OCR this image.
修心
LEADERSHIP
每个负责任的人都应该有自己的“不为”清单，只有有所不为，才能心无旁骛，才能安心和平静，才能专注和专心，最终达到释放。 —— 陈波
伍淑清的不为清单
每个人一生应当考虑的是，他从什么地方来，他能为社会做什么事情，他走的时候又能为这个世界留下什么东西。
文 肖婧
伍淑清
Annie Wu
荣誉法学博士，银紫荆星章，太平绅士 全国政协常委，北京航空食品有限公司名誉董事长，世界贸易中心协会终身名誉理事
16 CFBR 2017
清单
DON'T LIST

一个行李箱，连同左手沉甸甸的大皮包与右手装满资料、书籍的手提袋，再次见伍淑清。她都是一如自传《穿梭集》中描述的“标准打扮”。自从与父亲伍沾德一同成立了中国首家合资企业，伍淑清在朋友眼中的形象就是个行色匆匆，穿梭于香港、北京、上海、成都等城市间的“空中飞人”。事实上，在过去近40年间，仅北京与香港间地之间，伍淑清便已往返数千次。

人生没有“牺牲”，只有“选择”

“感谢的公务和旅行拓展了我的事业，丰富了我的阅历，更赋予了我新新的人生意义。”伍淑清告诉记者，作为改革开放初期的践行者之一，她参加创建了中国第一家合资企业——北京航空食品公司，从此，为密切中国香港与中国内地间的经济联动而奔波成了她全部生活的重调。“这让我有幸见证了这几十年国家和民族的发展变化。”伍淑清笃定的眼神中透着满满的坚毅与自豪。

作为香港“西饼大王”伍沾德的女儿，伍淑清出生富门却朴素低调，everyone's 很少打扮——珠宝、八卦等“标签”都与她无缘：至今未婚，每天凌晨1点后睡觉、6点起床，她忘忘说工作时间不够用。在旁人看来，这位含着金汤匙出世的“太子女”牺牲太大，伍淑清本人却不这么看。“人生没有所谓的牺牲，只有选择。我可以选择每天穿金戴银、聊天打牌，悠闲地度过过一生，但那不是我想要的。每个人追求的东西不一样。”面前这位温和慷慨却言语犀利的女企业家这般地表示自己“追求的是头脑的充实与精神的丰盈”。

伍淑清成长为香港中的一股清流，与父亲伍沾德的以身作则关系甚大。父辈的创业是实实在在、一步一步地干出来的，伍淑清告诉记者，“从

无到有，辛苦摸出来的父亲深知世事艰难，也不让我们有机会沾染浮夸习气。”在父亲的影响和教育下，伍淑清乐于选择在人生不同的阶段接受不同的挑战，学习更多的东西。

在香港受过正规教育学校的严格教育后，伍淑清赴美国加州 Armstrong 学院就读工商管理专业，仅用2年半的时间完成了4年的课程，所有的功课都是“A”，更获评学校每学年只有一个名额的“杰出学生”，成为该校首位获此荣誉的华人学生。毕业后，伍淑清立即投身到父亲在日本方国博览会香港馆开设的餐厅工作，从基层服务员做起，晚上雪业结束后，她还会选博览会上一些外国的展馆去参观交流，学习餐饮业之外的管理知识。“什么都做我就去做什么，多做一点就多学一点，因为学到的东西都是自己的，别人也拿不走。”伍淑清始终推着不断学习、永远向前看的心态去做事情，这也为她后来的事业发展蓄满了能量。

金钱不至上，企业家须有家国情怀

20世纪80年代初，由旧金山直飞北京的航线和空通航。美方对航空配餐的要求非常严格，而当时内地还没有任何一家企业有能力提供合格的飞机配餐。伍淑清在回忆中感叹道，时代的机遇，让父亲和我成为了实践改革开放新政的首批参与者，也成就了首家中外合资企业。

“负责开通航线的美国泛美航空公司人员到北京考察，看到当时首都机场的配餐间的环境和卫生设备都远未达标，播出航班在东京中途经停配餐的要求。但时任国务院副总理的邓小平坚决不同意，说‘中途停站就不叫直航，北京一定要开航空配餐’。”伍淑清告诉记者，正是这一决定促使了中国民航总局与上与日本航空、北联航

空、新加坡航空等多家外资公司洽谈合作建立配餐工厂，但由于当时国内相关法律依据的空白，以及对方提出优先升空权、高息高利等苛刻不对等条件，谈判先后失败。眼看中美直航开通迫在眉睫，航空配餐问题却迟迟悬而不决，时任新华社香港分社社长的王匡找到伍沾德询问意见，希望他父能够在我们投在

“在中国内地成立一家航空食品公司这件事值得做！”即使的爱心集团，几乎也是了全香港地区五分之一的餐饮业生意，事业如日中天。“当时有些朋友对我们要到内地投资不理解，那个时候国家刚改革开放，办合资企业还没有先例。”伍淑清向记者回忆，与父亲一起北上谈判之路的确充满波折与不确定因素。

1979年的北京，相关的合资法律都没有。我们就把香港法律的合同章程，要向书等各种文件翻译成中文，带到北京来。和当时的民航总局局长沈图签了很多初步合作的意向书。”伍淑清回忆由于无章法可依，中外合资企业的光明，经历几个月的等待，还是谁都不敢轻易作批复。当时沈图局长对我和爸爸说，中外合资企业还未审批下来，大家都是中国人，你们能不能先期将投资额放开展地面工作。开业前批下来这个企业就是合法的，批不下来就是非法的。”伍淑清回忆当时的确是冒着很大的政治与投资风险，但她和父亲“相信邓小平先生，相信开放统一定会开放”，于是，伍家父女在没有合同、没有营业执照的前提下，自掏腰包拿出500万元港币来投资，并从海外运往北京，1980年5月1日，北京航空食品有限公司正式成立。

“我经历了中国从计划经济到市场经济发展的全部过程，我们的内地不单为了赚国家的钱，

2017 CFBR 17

### Directions for this task
Type out all of the material again, word for word.

### The output
OCR this image.
修心
LEADERSHIP
每个负责任的人都应该有自己的“不为”清单，只有有所不为，才能心无旁骛，才能安心和平静，才能专注和专心，最终达到释放。 —— 陈波
伍淑清的不为清单
每个人一生应当考虑的是，他从什么地方来，他能为社会做什么事情，他走的时候又能为这个世界留下什么东西。
文 肖婧
伍淑清
Annie Wu
荣誉法学博士，银紫荆星章，太平绅士 全国政协常委，北京航空食品有限公司名誉董事长，世界贸易中心协会终身名誉理事
16 CFBR 2017
清单
DON'T LIST

一个行李箱，连同左手沉甸甸的大皮包与右手装满资料、书籍的手提袋，再次见伍淑清。她都是一如自传《穿梭集》中描述的“标准打扮”。自从与父亲伍沾德一同成立了中国首家合资企业，伍淑清在朋友眼中的形象就是个行色匆匆，穿梭于香港、北京、上海、成都等城市间的“空中飞人”。事实上，在过去近40年间，仅北京与香港间地之间，伍淑清便已往返数千次。

人生没有“牺牲”，只有“选择”

“感谢的公务和旅行拓展了我的事业，丰富了我的阅历，更赋予了我新新的人生意义。”伍淑清告诉记者，作为改革开放初期的践行者之一，她参加创建了中国第一家合资企业——北京航空食品公司，从此，为密切中国香港与中国内地间的经济联动而奔波成了她全部生活的重调。“这让我有幸见证了这几十年国家和民族的发展变化。”伍淑清笃定的眼神中透着满满的坚毅与自豪。

作为香港“西饼大王”伍沾德的女儿，伍淑清出生富门却朴素低调，everyone's 很少打扮——珠宝、八卦等“标签”都与她无缘：至今未婚，每天凌晨1点后睡觉、6点起床，她忘忘说工作时间不够用。在旁人看来，这位含着金汤匙出世的“太子女”牺牲太大，伍淑清本人却不这么看。“人生没有所谓的牺牲，只有选择。我可以选择每天穿金戴银、聊天打牌，悠闲地度过过一生，但那不是我想要的。每个人追求的东西不一样。”面前这位温和慷慨却言语犀利的女企业家这般地表示自己“追求的是头脑的充实与精神的丰盈”。

伍淑清成长为香港中的一股清流，与父亲伍沾德的以身作则关系甚大。父辈的创业是实实在在、一步一步地干出来的，伍淑清告诉记者，“从

无到有，辛苦摸出来的父亲深知世事艰难，也不让我们有机会沾染浮夸习气。”在父亲的影响和教育下，伍淑清乐于选择在人生不同的阶段接受不同的挑战，学习更多的东西。

在香港受过正规教育学校的严格教育后，伍淑清赴美国加州 Armstrong 学院就读工商管理专业，仅用2年半的时间完成了4年的课程，所有的功课都是“A”，更获评学校每学年只有一个名额的“杰出学生”，成为该校首位获此荣誉的华人学生。毕业后，伍淑清立即投身到父亲在日本方国博览会香港馆开设的餐厅工作，从基层服务员做起，晚上雪业结束后，她还会选博览会上一些外国的展馆去参观交流，学习餐饮业之外的管理知识。“什么都做我就去做什么，多做一点就多学一点，因为学到的东西都是自己的，别人也拿不走。”伍淑清始终推着不断学习、永远向前看的心态去做事情，这也为她后来的事业发展蓄满了能量。

金钱不至上，企业家须有家国情怀

20世纪80年代初，由旧金山直飞北京的航线和空通航。美方对航空配餐的要求非常严格，而当时内地还没有任何一家企业有能力提供合格的飞机配餐。伍淑清在回忆中感叹道，时代的机遇，让父亲和我成为了实践改革开放新政的首批参与者，也成就了首家中外合资企业。

“负责开通航线的美国泛美航空公司人员到北京考察，看到当时首都机场的配餐间的环境和卫生设备都远未达标，播出航班在东京中途经停配餐的要求。但时任国务院副总理的邓小平坚决不同意，说‘中途停站就不叫直航，北京一定要开航空配餐’。”伍淑清告诉记者，正是这一决定促使了中国民航总局与上与日本航空、北联航

空、新加坡航空等多家外资公司洽谈合作建立配餐工厂，但由于当时国内相关法律依据的空白，以及对方提出优先升空权、高息高利等苛刻不对等条件，谈判先后失败。眼看中美直航开通迫在眉睫，航空配餐问题却迟迟悬而不决，时任新华社香港分社社长的王匡找到伍沾德询问意见，希望他父能够在我们投在

“在中国内地成立一家航空食品公司这件事值得做！”即使的爱心集团，几乎也是了全香港地区五分之一的餐饮业生意，事业如日中天。“当时有些朋友对我们要到内地投资不理解，那个时候国家刚改革开放，办合资企业还没有先例。”伍淑清向记者回忆，与父亲一起北上谈判之路的确充满波折与不确定因素。

1979年的北京，相关的合资法律都没有。我们就把香港法律的合同章程，要向书等各种文件翻译成中文，带到北京来。和当时的民航总局局长沈图签了很多初步合作的意向书。”伍淑清回忆由于无章法可依，中外合资企业的光明，经历几个月的等待，还是谁都不敢轻易作批复。当时沈图局长对我和爸爸说，中外合资企业还未审批下来，大家都是中国人，你们能不能先期将投资额放开展地面工作。开业前批下来这个企业就是合法的，批不下来就是非法的。”伍淑清回忆当时的确是冒着很大的政治与投资风险，但她和父亲“相信邓小平先生，相信开放统一定会开放”，于是，伍家父女在没有合同、没有营业执照的前提下，自掏腰包拿出500万元港币来投资，并从海外运往北京，1980年5月1日，北京航空食品有限公司正式成立。

“我经历了中国从计划经济到市场经济发展的全部过程，我们的内地不单为了赚国家的钱，

2017 CFBR 17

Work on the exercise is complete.